• DATASET ENTRIES
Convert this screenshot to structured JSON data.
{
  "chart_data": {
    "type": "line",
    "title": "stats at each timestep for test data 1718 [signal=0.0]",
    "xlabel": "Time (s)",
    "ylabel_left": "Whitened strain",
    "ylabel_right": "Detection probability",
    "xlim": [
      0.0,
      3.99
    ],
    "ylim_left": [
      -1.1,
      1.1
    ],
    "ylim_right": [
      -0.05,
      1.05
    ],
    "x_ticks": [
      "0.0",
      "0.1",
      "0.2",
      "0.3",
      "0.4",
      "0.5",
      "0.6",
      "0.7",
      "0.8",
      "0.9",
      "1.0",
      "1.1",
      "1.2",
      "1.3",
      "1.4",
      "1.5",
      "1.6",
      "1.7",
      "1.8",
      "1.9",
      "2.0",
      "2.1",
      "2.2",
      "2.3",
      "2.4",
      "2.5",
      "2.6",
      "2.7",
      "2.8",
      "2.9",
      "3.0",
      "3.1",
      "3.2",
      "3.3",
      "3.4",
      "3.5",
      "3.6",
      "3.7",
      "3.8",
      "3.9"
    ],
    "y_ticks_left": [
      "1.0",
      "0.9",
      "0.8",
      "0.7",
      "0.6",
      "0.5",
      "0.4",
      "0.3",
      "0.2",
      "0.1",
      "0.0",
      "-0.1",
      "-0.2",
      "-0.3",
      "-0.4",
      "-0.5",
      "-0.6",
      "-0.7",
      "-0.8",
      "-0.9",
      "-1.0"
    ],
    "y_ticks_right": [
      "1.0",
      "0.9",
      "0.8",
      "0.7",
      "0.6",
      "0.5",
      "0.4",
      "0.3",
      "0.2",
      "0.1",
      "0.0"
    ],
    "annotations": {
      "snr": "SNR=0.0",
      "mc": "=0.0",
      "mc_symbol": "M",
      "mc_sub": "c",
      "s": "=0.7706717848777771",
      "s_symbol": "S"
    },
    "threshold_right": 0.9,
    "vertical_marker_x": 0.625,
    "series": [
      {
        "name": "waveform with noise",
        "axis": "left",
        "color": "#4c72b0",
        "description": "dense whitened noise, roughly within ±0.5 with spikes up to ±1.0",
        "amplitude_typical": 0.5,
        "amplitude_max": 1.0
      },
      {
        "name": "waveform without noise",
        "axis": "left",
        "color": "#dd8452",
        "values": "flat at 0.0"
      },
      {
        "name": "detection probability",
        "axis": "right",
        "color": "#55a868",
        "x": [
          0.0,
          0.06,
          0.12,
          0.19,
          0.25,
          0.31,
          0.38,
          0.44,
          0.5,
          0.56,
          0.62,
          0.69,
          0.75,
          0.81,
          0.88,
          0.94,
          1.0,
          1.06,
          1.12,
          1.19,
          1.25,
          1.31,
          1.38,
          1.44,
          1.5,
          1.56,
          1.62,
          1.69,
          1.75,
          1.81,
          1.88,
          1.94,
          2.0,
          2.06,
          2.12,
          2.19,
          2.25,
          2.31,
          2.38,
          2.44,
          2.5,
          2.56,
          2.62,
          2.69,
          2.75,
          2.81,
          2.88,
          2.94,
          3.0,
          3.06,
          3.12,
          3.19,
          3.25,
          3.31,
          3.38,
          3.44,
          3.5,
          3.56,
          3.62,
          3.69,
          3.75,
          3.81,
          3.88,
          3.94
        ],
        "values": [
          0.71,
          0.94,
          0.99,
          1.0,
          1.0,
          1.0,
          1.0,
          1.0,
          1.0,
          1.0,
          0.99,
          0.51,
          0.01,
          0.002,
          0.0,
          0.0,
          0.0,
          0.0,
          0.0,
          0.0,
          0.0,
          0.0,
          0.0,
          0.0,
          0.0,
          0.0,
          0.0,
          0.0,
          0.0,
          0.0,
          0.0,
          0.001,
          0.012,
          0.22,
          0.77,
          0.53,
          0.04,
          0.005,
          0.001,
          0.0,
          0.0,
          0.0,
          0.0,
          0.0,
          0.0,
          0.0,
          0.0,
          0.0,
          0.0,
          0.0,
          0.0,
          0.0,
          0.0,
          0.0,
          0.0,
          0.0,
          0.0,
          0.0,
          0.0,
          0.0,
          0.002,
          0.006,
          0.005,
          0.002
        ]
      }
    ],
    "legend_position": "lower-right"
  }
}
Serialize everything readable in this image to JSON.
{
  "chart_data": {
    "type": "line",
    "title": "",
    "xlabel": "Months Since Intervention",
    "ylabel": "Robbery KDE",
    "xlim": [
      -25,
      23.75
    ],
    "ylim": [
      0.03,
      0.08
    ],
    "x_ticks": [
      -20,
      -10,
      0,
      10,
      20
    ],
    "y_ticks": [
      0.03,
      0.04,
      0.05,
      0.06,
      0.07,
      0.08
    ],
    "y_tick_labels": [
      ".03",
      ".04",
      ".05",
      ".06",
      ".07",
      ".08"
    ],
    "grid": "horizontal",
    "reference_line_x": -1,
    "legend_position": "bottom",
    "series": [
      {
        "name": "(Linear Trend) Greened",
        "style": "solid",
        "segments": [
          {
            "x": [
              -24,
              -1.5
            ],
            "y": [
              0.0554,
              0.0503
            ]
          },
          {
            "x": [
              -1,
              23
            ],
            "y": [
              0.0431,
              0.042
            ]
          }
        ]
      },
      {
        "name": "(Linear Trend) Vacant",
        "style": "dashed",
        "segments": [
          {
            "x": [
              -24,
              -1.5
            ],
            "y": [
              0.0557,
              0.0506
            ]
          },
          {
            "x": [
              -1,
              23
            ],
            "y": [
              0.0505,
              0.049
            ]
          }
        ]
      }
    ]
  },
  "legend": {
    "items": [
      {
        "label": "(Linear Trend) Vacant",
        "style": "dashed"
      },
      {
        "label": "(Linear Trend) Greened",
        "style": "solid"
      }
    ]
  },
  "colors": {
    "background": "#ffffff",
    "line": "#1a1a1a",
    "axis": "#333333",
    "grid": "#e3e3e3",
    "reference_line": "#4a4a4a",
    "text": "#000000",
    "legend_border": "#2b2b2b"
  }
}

• GIVEN TASK
Without leaving anything out, quote all the data.

• EXERCISE OUTPUT
Convert this screenshot to structured JSON data.
{
  "chart_data": {
    "type": "line",
    "title": "stats at each timestep for test data 1718 [signal=0.0]",
    "xlabel": "Time (s)",
    "ylabel_left": "Whitened strain",
    "ylabel_right": "Detection probability",
    "xlim": [
      0.0,
      3.99
    ],
    "ylim_left": [
      -1.1,
      1.1
    ],
    "ylim_right": [
      -0.05,
      1.05
    ],
    "x_ticks": [
      "0.0",
      "0.1",
      "0.2",
      "0.3",
      "0.4",
      "0.5",
      "0.6",
      "0.7",
      "0.8",
      "0.9",
      "1.0",
      "1.1",
      "1.2",
      "1.3",
      "1.4",
      "1.5",
      "1.6",
      "1.7",
      "1.8",
      "1.9",
      "2.0",
      "2.1",
      "2.2",
      "2.3",
      "2.4",
      "2.5",
      "2.6",
      "2.7",
      "2.8",
      "2.9",
      "3.0",
      "3.1",
      "3.2",
      "3.3",
      "3.4",
      "3.5",
      "3.6",
      "3.7",
      "3.8",
      "3.9"
    ],
    "y_ticks_left": [
      "1.0",
      "0.9",
      "0.8",
      "0.7",
      "0.6",
      "0.5",
      "0.4",
      "0.3",
      "0.2",
      "0.1",
      "0.0",
      "-0.1",
      "-0.2",
      "-0.3",
      "-0.4",
      "-0.5",
      "-0.6",
      "-0.7",
      "-0.8",
      "-0.9",
      "-1.0"
    ],
    "y_ticks_right": [
      "1.0",
      "0.9",
      "0.8",
      "0.7",
      "0.6",
      "0.5",
      "0.4",
      "0.3",
      "0.2",
      "0.1",
      "0.0"
    ],
    "annotations": {
      "snr": "SNR=0.0",
      "mc": "=0.0",
      "mc_symbol": "M",
      "mc_sub": "c",
      "s": "=0.7706717848777771",
      "s_symbol": "S"
    },
    "threshold_right": 0.9,
    "vertical_marker_x": 0.625,
    "series": [
      {
        "name": "waveform with noise",
        "axis": "left",
        "color": "#4c72b0",
        "description": "dense whitened noise, roughly within ±0.5 with spikes up to ±1.0",
        "amplitude_typical": 0.5,
        "amplitude_max": 1.0
      },
      {
        "name": "waveform without noise",
        "axis": "left",
        "color": "#dd8452",
        "values": "flat at 0.0"
      },
      {
        "name": "detection probability",
        "axis": "right",
        "color": "#55a868",
        "x": [
          0.0,
          0.06,
          0.12,
          0.19,
          0.25,
          0.31,
          0.38,
          0.44,
          0.5,
          0.56,
          0.62,
          0.69,
          0.75,
          0.81,
          0.88,
          0.94,
          1.0,
          1.06,
          1.12,
          1.19,
          1.25,
          1.31,
          1.38,
          1.44,
          1.5,
          1.56,
          1.62,
          1.69,
          1.75,
          1.81,
          1.88,
          1.94,
          2.0,
          2.06,
          2.12,
          2.19,
          2.25,
          2.31,
          2.38,
          2.44,
          2.5,
          2.56,
          2.62,
          2.69,
          2.75,
          2.81,
          2.88,
          2.94,
          3.0,
          3.06,
          3.12,
          3.19,
          3.25,
          3.31,
          3.38,
          3.44,
          3.5,
          3.56,
          3.62,
          3.69,
          3.75,
          3.81,
          3.88,
          3.94
        ],
        "values": [
          0.71,
          0.94,
          0.99,
          1.0,
          1.0,
          1.0,
          1.0,
          1.0,
          1.0,
          1.0,
          0.99,
          0.51,
          0.01,
          0.002,
          0.0,
          0.0,
          0.0,
          0.0,
          0.0,
          0.0,
          0.0,
          0.0,
          0.0,
          0.0,
          0.0,
          0.0,
          0.0,
          0.0,
          0.0,
          0.0,
          0.0,
          0.001,
          0.012,
          0.22,
          0.77,
          0.53,
          0.04,
          0.005,
          0.001,
          0.0,
          0.0,
          0.0,
          0.0,
          0.0,
          0.0,
          0.0,
          0.0,
          0.0,
          0.0,
          0.0,
          0.0,
          0.0,
          0.0,
          0.0,
          0.0,
          0.0,
          0.0,
          0.0,
          0.0,
          0.0,
          0.002,
          0.006,
          0.005,
          0.002
        ]
      }
    ],
    "legend_position": "lower-right"
  }
}
Serialize everything readable in this image to JSON.
{
  "chart_data": {
    "type": "line",
    "title": "",
    "xlabel": "Months Since Intervention",
    "ylabel": "Robbery KDE",
    "xlim": [
      -25,
      23.75
    ],
    "ylim": [
      0.03,
      0.08
    ],
    "x_ticks": [
      -20,
      -10,
      0,
      10,
      20
    ],
    "y_ticks": [
      0.03,
      0.04,
      0.05,
      0.06,
      0.07,
      0.08
    ],
    "y_tick_labels": [
      ".03",
      ".04",
      ".05",
      ".06",
      ".07",
      ".08"
    ],
    "grid": "horizontal",
    "reference_line_x": -1,
    "legend_position": "bottom",
    "series": [
      {
        "name": "(Linear Trend) Greened",
        "style": "solid",
        "segments": [
          {
            "x": [
              -24,
              -1.5
            ],
            "y": [
              0.0554,
              0.0503
            ]
          },
          {
            "x": [
              -1,
              23
            ],
            "y": [
              0.0431,
              0.042
            ]
          }
        ]
      },
      {
        "name": "(Linear Trend) Vacant",
        "style": "dashed",
        "segments": [
          {
            "x": [
              -24,
              -1.5
            ],
            "y": [
              0.0557,
              0.0506
            ]
          },
          {
            "x": [
              -1,
              23
            ],
            "y": [
              0.0505,
              0.049
            ]
          }
        ]
      }
    ]
  },
  "legend": {
    "items": [
      {
        "label": "(Linear Trend) Vacant",
        "style": "dashed"
      },
      {
        "label": "(Linear Trend) Greened",
        "style": "solid"
      }
    ]
  },
  "colors": {
    "background": "#ffffff",
    "line": "#1a1a1a",
    "axis": "#333333",
    "grid": "#e3e3e3",
    "reference_line": "#4a4a4a",
    "text": "#000000",
    "legend_border": "#2b2b2b"
  }
}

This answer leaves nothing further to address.